EXERCISE —
Extract each line holding the word "Password" from the entries.

(Stored items from a collection)
_____
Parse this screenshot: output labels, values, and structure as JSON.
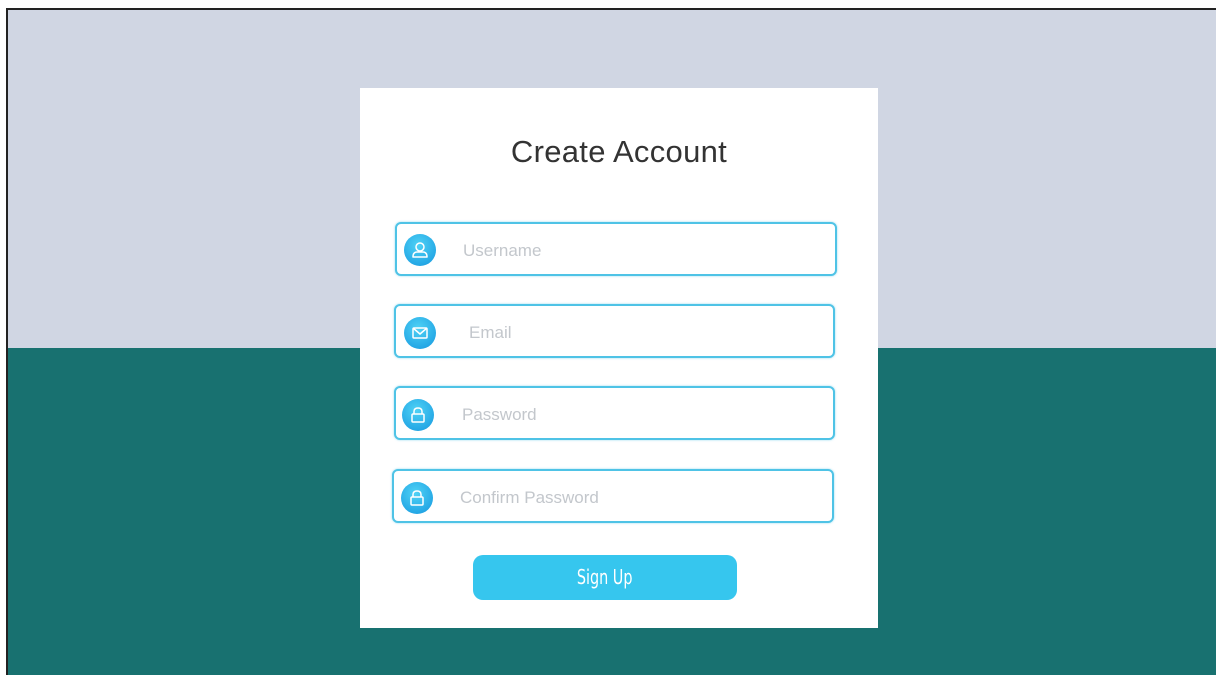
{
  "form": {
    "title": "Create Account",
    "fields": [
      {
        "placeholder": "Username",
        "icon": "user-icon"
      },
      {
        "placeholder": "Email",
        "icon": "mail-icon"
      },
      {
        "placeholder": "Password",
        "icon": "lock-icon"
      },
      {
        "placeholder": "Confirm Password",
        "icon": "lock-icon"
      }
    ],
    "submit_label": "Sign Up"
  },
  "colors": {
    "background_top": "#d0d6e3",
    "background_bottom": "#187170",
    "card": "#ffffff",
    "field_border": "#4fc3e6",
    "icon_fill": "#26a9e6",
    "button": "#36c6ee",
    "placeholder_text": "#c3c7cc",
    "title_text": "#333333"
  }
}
_____
EXERCISE SOLUTION —
        "placeholder": "Password",
        "placeholder": "Confirm Password",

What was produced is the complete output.